= Exercise instructions =
Identify every line in the records below that contains the word "Period", and copy each of those lines.

= Record excerpts =
:::

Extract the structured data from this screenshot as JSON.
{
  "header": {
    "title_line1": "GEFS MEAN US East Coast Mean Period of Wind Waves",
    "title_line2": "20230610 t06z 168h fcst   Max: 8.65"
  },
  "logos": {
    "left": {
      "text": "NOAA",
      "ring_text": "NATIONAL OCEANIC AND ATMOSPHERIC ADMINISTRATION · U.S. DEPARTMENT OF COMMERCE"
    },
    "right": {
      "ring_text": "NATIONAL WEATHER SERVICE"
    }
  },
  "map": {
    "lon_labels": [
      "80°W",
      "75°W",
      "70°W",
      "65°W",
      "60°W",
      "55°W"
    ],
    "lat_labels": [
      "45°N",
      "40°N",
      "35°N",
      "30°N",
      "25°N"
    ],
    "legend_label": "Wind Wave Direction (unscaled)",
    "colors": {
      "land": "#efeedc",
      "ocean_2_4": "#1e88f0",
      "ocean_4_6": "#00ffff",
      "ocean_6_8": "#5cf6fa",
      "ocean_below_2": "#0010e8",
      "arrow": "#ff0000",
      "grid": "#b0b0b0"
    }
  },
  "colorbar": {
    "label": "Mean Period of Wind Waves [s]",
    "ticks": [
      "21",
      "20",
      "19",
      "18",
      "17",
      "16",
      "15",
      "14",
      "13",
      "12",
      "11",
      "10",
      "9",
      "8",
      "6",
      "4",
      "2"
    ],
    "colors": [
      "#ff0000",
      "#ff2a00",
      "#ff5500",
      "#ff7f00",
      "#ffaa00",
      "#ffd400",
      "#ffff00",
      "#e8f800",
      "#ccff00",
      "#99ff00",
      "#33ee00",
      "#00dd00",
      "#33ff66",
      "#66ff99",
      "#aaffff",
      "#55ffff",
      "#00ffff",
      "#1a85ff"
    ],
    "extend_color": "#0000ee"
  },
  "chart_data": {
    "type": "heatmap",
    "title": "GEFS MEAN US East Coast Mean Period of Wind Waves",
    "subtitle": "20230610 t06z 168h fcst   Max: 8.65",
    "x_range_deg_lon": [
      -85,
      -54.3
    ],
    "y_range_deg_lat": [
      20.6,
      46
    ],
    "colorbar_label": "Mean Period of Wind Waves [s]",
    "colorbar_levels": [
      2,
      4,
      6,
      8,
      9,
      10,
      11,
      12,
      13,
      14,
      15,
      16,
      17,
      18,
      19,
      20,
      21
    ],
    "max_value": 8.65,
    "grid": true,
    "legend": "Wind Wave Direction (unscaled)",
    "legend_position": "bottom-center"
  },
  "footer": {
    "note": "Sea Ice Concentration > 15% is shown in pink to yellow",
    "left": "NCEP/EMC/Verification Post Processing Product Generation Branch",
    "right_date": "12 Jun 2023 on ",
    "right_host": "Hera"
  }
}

:::

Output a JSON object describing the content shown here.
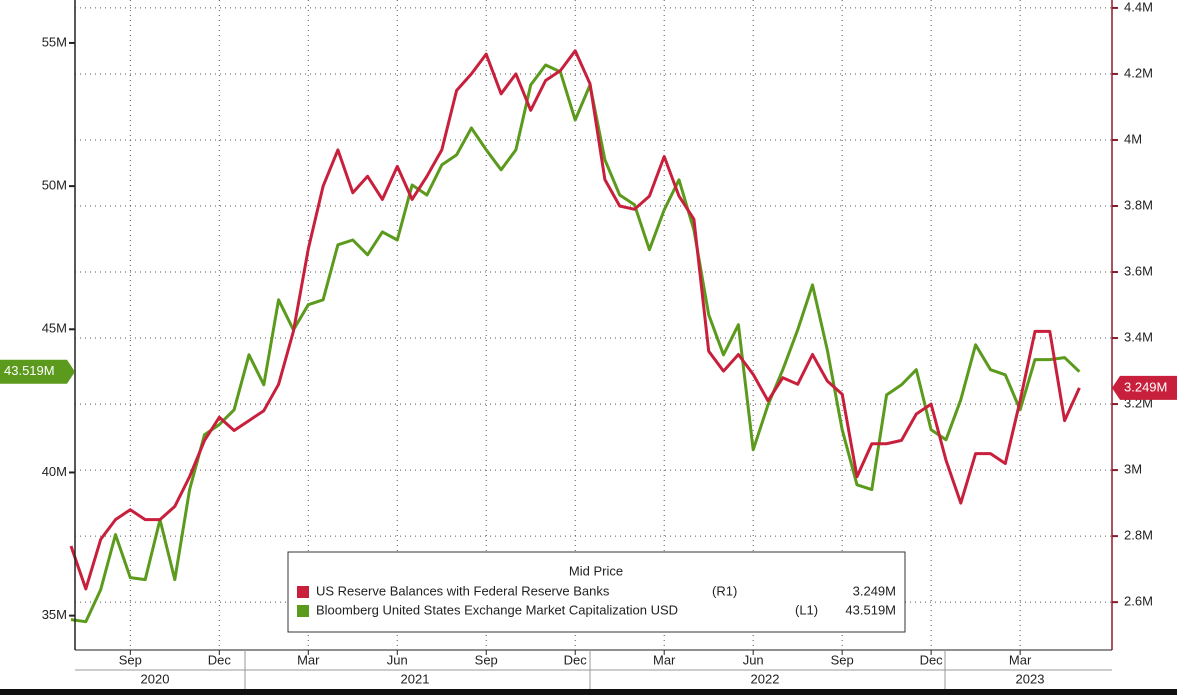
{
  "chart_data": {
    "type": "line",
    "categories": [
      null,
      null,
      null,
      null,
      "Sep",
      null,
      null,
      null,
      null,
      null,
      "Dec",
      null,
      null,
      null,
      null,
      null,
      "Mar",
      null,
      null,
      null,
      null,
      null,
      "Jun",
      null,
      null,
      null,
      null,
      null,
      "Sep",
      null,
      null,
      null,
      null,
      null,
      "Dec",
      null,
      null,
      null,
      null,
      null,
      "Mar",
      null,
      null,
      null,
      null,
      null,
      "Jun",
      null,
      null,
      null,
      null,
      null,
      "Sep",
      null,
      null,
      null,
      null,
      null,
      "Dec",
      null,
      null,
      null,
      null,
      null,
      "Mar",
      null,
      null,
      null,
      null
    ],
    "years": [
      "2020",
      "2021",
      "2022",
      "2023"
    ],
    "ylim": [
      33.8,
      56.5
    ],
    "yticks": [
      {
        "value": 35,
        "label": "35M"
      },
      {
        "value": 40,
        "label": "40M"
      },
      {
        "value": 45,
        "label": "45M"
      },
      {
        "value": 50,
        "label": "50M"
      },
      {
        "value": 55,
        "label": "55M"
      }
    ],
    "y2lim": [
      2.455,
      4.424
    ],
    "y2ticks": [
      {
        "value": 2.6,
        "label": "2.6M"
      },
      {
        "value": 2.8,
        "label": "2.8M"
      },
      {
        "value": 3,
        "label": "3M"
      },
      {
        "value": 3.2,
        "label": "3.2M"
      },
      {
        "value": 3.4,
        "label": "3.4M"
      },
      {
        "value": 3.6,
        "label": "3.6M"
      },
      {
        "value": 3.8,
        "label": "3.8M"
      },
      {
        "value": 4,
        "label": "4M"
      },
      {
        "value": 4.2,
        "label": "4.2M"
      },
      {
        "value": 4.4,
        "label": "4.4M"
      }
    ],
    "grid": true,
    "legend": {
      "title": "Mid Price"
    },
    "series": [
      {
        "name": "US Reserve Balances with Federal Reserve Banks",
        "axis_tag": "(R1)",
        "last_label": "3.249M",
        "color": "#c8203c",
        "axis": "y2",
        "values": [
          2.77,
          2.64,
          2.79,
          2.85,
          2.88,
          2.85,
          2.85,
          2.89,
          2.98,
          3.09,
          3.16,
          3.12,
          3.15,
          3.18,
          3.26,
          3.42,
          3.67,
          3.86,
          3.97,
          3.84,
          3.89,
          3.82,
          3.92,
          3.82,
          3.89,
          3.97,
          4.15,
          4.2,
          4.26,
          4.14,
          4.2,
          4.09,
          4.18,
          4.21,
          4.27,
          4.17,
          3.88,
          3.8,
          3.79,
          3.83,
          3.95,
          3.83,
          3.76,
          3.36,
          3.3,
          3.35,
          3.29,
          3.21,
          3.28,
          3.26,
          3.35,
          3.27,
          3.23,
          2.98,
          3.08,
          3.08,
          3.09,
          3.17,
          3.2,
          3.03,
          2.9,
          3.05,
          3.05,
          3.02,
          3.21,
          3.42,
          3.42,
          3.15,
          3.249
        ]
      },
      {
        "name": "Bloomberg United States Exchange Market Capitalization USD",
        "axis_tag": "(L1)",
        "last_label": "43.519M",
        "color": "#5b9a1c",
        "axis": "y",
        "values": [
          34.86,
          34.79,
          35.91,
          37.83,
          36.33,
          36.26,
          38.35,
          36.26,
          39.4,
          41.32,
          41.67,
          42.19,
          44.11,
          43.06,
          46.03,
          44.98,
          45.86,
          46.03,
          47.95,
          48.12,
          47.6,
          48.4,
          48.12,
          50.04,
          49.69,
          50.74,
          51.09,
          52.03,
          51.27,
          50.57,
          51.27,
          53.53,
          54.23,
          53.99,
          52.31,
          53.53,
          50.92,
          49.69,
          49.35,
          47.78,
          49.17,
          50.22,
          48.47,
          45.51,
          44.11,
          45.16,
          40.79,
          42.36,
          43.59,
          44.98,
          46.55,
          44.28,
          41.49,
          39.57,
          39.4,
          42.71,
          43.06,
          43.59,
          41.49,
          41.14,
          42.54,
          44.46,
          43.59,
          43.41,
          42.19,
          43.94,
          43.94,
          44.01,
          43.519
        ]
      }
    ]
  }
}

:::

= Complete answer =
    "title_line1": "GEFS MEAN US East Coast Mean Period of Wind Waves",
    "label": "Mean Period of Wind Waves [s]",
    "title": "GEFS MEAN US East Coast Mean Period of Wind Waves",
    "colorbar_label": "Mean Period of Wind Waves [s]",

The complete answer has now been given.